#### Dataset items
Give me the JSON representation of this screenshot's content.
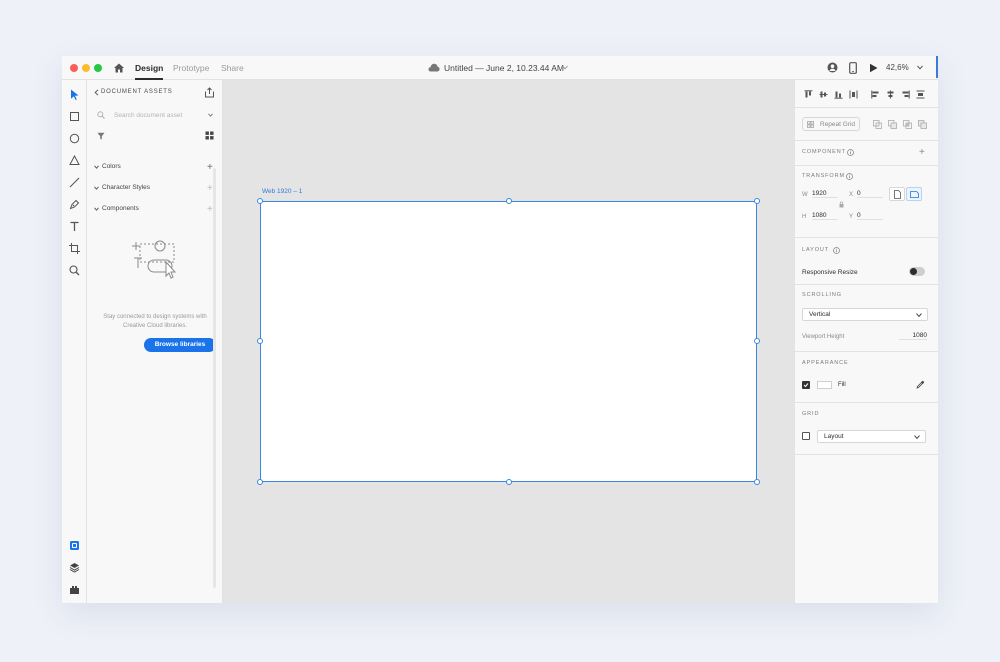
{
  "titlebar": {
    "tabs": [
      {
        "label": "Design",
        "active": true
      },
      {
        "label": "Prototype",
        "active": false
      },
      {
        "label": "Share",
        "active": false
      }
    ],
    "document_title": "Untitled — June 2, 10.23.44 AM",
    "zoom": "42,6%"
  },
  "assets_panel": {
    "title": "DOCUMENT ASSETS",
    "search_placeholder": "Search document asset",
    "sections": [
      {
        "label": "Colors"
      },
      {
        "label": "Character Styles"
      },
      {
        "label": "Components"
      }
    ],
    "empty_state_text": "Stay connected to design systems with Creative Cloud libraries.",
    "browse_button": "Browse libraries"
  },
  "canvas": {
    "artboard_label": "Web 1920 – 1"
  },
  "inspector": {
    "repeat_grid_label": "Repeat Grid",
    "component_title": "COMPONENT",
    "transform_title": "TRANSFORM",
    "transform": {
      "w_label": "W",
      "w_value": "1920",
      "h_label": "H",
      "h_value": "1080",
      "x_label": "X",
      "x_value": "0",
      "y_label": "Y",
      "y_value": "0"
    },
    "layout_title": "LAYOUT",
    "responsive_resize_label": "Responsive Resize",
    "scrolling_title": "SCROLLING",
    "scrolling_value": "Vertical",
    "viewport_height_label": "Viewport Height",
    "viewport_height_value": "1080",
    "appearance_title": "APPEARANCE",
    "fill_label": "Fill",
    "grid_title": "GRID",
    "grid_value": "Layout"
  },
  "colors": {
    "accent": "#1a73e8",
    "artboard_border": "#3a86e0",
    "canvas_bg": "#e4e4e4"
  }
}
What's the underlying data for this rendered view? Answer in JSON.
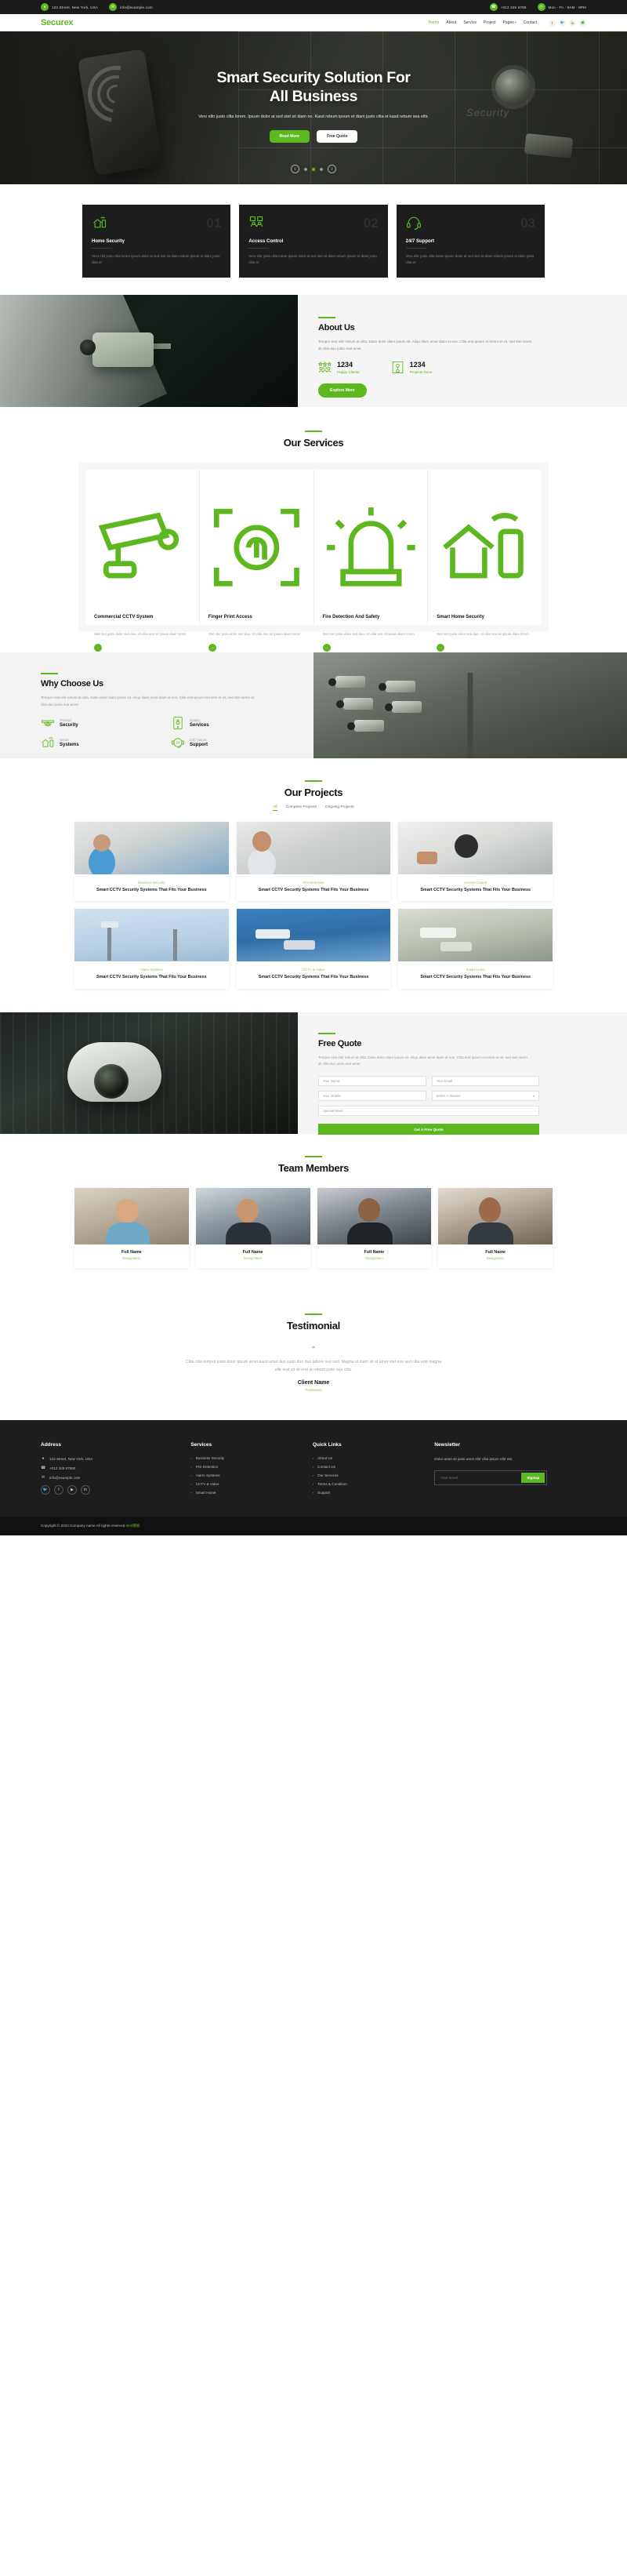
{
  "topbar": {
    "address": "123 Street, New York, USA",
    "email": "info@example.com",
    "phone": "+012 345 6789",
    "hours": "Mon - Fri : 9AM - 9PM"
  },
  "nav": {
    "logo": "Securex",
    "links": [
      {
        "label": "Home",
        "active": true
      },
      {
        "label": "About",
        "active": false
      },
      {
        "label": "Service",
        "active": false
      },
      {
        "label": "Project",
        "active": false
      },
      {
        "label": "Pages",
        "active": false,
        "caret": "▾"
      },
      {
        "label": "Contact",
        "active": false
      }
    ],
    "social": [
      "f",
      "🐦",
      "in",
      "▣"
    ]
  },
  "hero": {
    "title_line1": "Smart Security Solution For",
    "title_line2": "All Business",
    "subtitle": "Vero elitr justo clita lorem. Ipsum dolor at sed stet sit diam no. Kasd rebum ipsum et diam justo clita et kasd rebum sea elitr.",
    "btn_primary": "Read More",
    "btn_secondary": "Free Quote",
    "prev": "‹",
    "next": "›",
    "watermark": "Security"
  },
  "features": [
    {
      "num": "01",
      "title": "Home Security",
      "desc": "Vero elitr justo clita lorem ipsum dolor at sed stet sit diam rebum ipsum et diam justo clita et"
    },
    {
      "num": "02",
      "title": "Access Control",
      "desc": "Vero elitr justo clita lorem ipsum dolor at sed stet sit diam rebum ipsum et diam justo clita et"
    },
    {
      "num": "03",
      "title": "24/7 Support",
      "desc": "Vero elitr justo clita lorem ipsum dolor at sed stet sit diam rebum ipsum et diam justo clita et"
    }
  ],
  "about": {
    "title": "About Us",
    "desc": "Tempor erat elitr rebum at clita. Diam dolor diam ipsum sit. Aliqu diam amet diam et eos. Clita erat ipsum et lorem et sit, sed stet lorem sit clita duo justo erat amet",
    "stat1_num": "1234",
    "stat1_label": "Happy Clients",
    "stat2_num": "1234",
    "stat2_label": "Projects Done",
    "button": "Explore More"
  },
  "services": {
    "title": "Our Services",
    "items": [
      {
        "title": "Commercial CCTV System",
        "desc": "Stet stet justo dolor sed duo. Ut clita sea sit ipsum diam lorem"
      },
      {
        "title": "Finger Print Access",
        "desc": "Stet stet justo dolor sed duo. Ut clita sea sit ipsum diam lorem"
      },
      {
        "title": "Fire Detection And Safety",
        "desc": "Stet stet justo dolor sed duo. Ut clita sea sit ipsum diam lorem"
      },
      {
        "title": "Smart Home Security",
        "desc": "Stet stet justo dolor sed duo. Ut clita sea sit ipsum diam lorem"
      }
    ],
    "arrow": "→"
  },
  "why": {
    "title": "Why Choose Us",
    "desc": "Tempor erat elitr rebum at clita. Diam dolor diam ipsum sit. Aliqu diam amet diam et eos. Clita erat ipsum et lorem et sit, sed stet lorem sit clita duo justo erat amet",
    "items": [
      {
        "small": "Trusted",
        "big": "Security"
      },
      {
        "small": "Quality",
        "big": "Services"
      },
      {
        "small": "Smart",
        "big": "Systems"
      },
      {
        "small": "24/7 Hours",
        "big": "Support"
      }
    ]
  },
  "projects": {
    "title": "Our Projects",
    "tabs": [
      {
        "label": "All",
        "active": true
      },
      {
        "label": "Complete Projects",
        "active": false
      },
      {
        "label": "Ongoing Projects",
        "active": false
      }
    ],
    "items": [
      {
        "cat": "Business Security",
        "name": "Smart CCTV Security Systems That Fits Your Business"
      },
      {
        "cat": "Fire Detection",
        "name": "Smart CCTV Security Systems That Fits Your Business"
      },
      {
        "cat": "Access Control",
        "name": "Smart CCTV Security Systems That Fits Your Business"
      },
      {
        "cat": "Alarm Systems",
        "name": "Smart CCTV Security Systems That Fits Your Business"
      },
      {
        "cat": "CCTV & Video",
        "name": "Smart CCTV Security Systems That Fits Your Business"
      },
      {
        "cat": "Smart Home",
        "name": "Smart CCTV Security Systems That Fits Your Business"
      }
    ]
  },
  "quote": {
    "title": "Free Quote",
    "desc": "Tempor erat elitr rebum at clita. Diam dolor diam ipsum sit. Aliqu diam amet diam et eos. Clita erat ipsum et lorem et sit, sed stet lorem sit clita duo justo erat amet",
    "name_placeholder": "Your Name",
    "email_placeholder": "Your Email",
    "mobile_placeholder": "Your Mobile",
    "select_placeholder": "Select A Service",
    "need_placeholder": "Special Need",
    "submit": "Get A Free Quote"
  },
  "team": {
    "title": "Team Members",
    "members": [
      {
        "name": "Full Name",
        "role": "Designation"
      },
      {
        "name": "Full Name",
        "role": "Designation"
      },
      {
        "name": "Full Name",
        "role": "Designation"
      },
      {
        "name": "Full Name",
        "role": "Designation"
      }
    ]
  },
  "testimonial": {
    "title": "Testimonial",
    "mark": "“",
    "text": "Clita clita tempor justo dolor ipsum amet kasd amet duo justo duo duo labore sed sed. Magna ut diam sit et amet stet eos sed clita erat magna elitr erat sit sit erat at rebum justo sea clita.",
    "client": "Client Name",
    "profession": "Profession"
  },
  "footer": {
    "address_head": "Address",
    "address_line": "123 Street, New York, USA",
    "phone_line": "+012 345 67890",
    "email_line": "info@example.com",
    "social": [
      "🐦",
      "f",
      "▶",
      "in"
    ],
    "services_head": "Services",
    "services": [
      "Business Security",
      "Fire Detection",
      "Alarm Systems",
      "CCTV & Video",
      "Smart Home"
    ],
    "quick_head": "Quick Links",
    "quick": [
      "About Us",
      "Contact Us",
      "Our Services",
      "Terms & Condition",
      "Support"
    ],
    "news_head": "Newsletter",
    "news_desc": "Dolor amet sit justo amet elitr clita ipsum elitr est.",
    "news_placeholder": "Your email",
    "news_btn": "SignUp",
    "chevron": "›",
    "copyright_a": "Copyright © 2022.Company name All rights reserved.",
    "copyright_b": "html模板"
  },
  "colors": {
    "accent": "#5cb81e",
    "dark": "#1d1d1d",
    "darker": "#111111"
  }
}
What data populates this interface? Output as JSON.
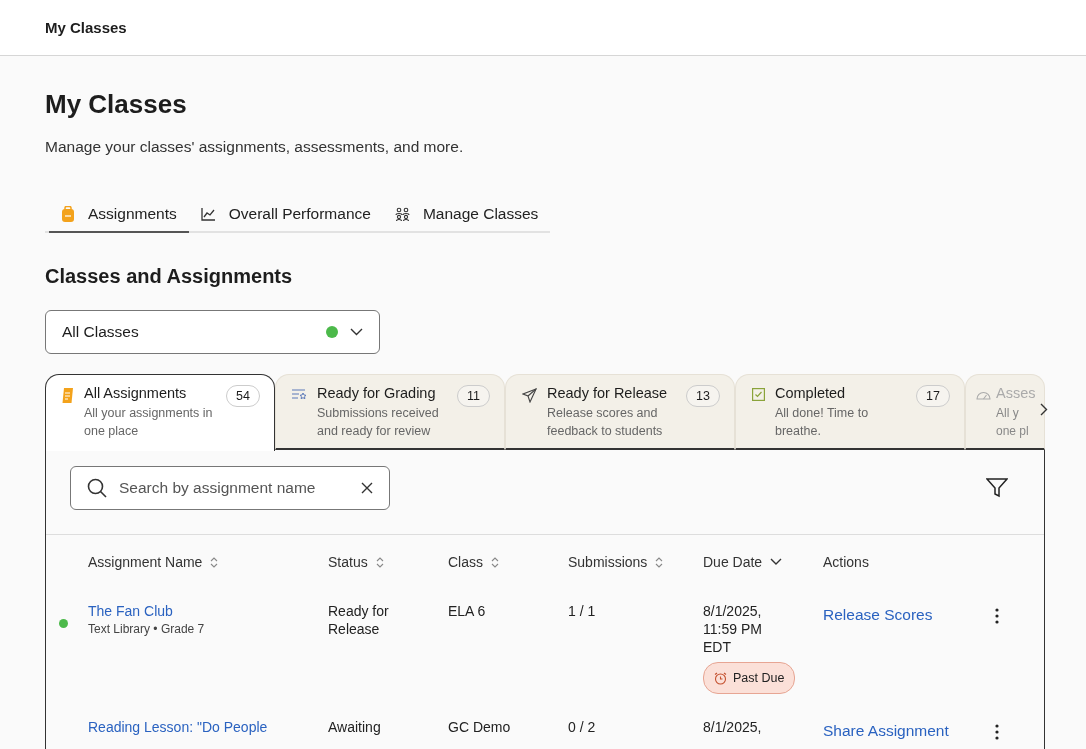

#### TASK TO COMPLETE
Each line that holds the word "Home" should be extracted from the records.

#### SOLUTION TO THIS PROBLEM
        "label": "Home",
      "title": "Home Security",
        "title": "Smart Home Security",
        "cat": "Smart Home",
      "Smart Home"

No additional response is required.